### Records shown

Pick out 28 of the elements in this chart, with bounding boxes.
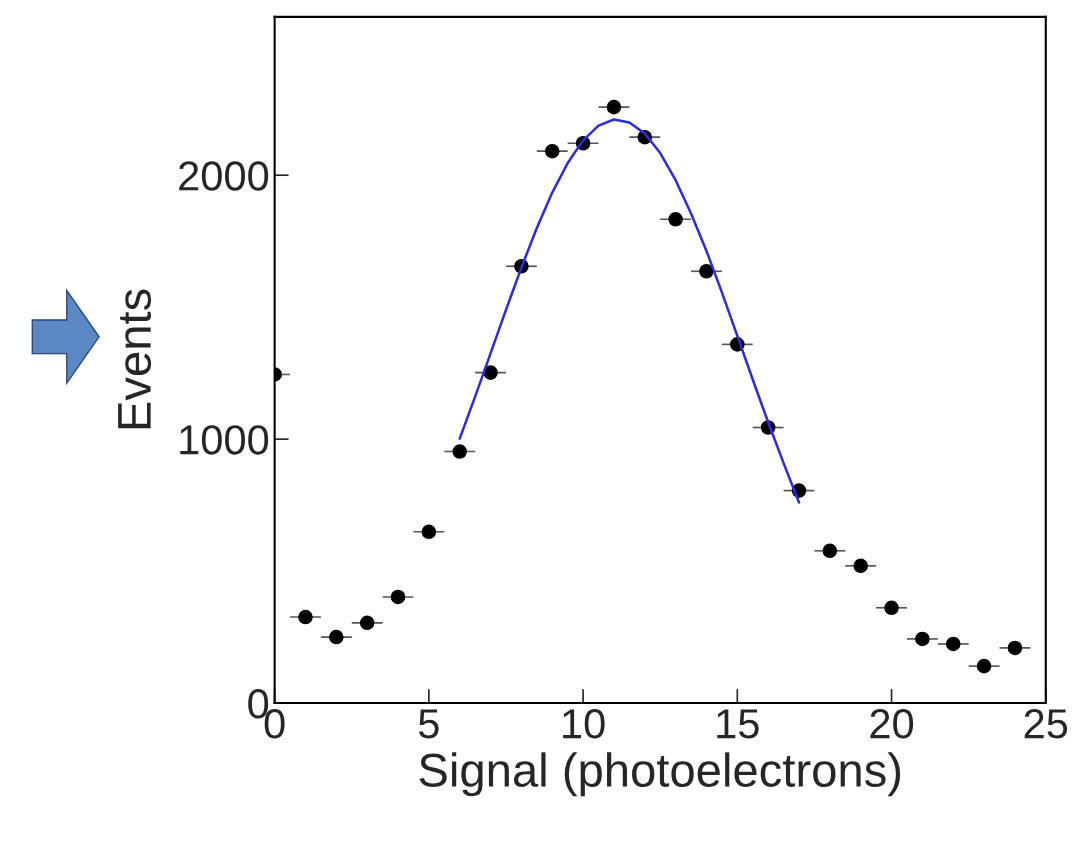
point [668, 211, 683, 227]
point [298, 609, 313, 625]
point [976, 658, 992, 674]
point [483, 365, 498, 380]
point [329, 629, 344, 645]
point [884, 600, 899, 616]
point [359, 615, 375, 631]
x-tick-label: 5 [418, 709, 439, 739]
point [822, 543, 838, 559]
point [699, 263, 714, 279]
y-tick-label: 2000 [179, 161, 269, 191]
x-tick-label: 20 [870, 709, 914, 739]
y-axis-title: Events [118, 289, 152, 429]
point [1007, 640, 1023, 656]
line-series [458, 118, 801, 504]
y-tick-label: 1000 [180, 425, 269, 455]
point [606, 99, 622, 115]
point [945, 636, 961, 652]
x-tick-label: 15 [717, 709, 759, 739]
point [421, 524, 437, 540]
point [915, 631, 930, 647]
point [853, 558, 868, 574]
x-tick-label: 25 [1024, 709, 1068, 739]
point [452, 444, 467, 459]
x-axis-title: Signal (photoelectrons) [419, 752, 901, 797]
point [544, 143, 560, 159]
point [390, 589, 406, 605]
x-tick-label: 10 [563, 709, 605, 739]
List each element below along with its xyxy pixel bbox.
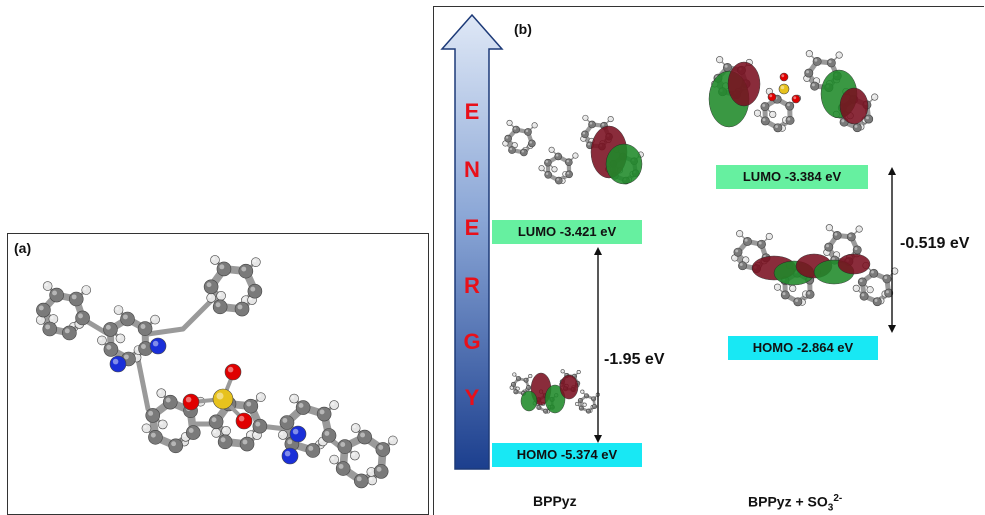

######

▸ Task directions
Give the lines of the listing above as a JSON list of strings, one string per line, starting at the line containing "point [668, 211, 683, 227]" and ending at the line containing "point [452, 444, 467, 459]".

▸ Right answer
[
  "point [668, 211, 683, 227]",
  "point [298, 609, 313, 625]",
  "point [976, 658, 992, 674]",
  "point [483, 365, 498, 380]",
  "point [329, 629, 344, 645]",
  "point [884, 600, 899, 616]",
  "point [359, 615, 375, 631]",
  "x-tick-label: 5 [418, 709, 439, 739]",
  "point [822, 543, 838, 559]",
  "point [699, 263, 714, 279]",
  "y-tick-label: 2000 [179, 161, 269, 191]",
  "x-tick-label: 20 [870, 709, 914, 739]",
  "y-axis-title: Events [118, 289, 152, 429]",
  "point [1007, 640, 1023, 656]",
  "line-series [458, 118, 801, 504]",
  "y-tick-label: 1000 [180, 425, 269, 455]",
  "point [606, 99, 622, 115]",
  "point [945, 636, 961, 652]",
  "x-tick-label: 15 [717, 709, 759, 739]",
  "point [421, 524, 437, 540]",
  "point [915, 631, 930, 647]",
  "point [853, 558, 868, 574]",
  "x-tick-label: 25 [1024, 709, 1068, 739]",
  "point [452, 444, 467, 459]"
]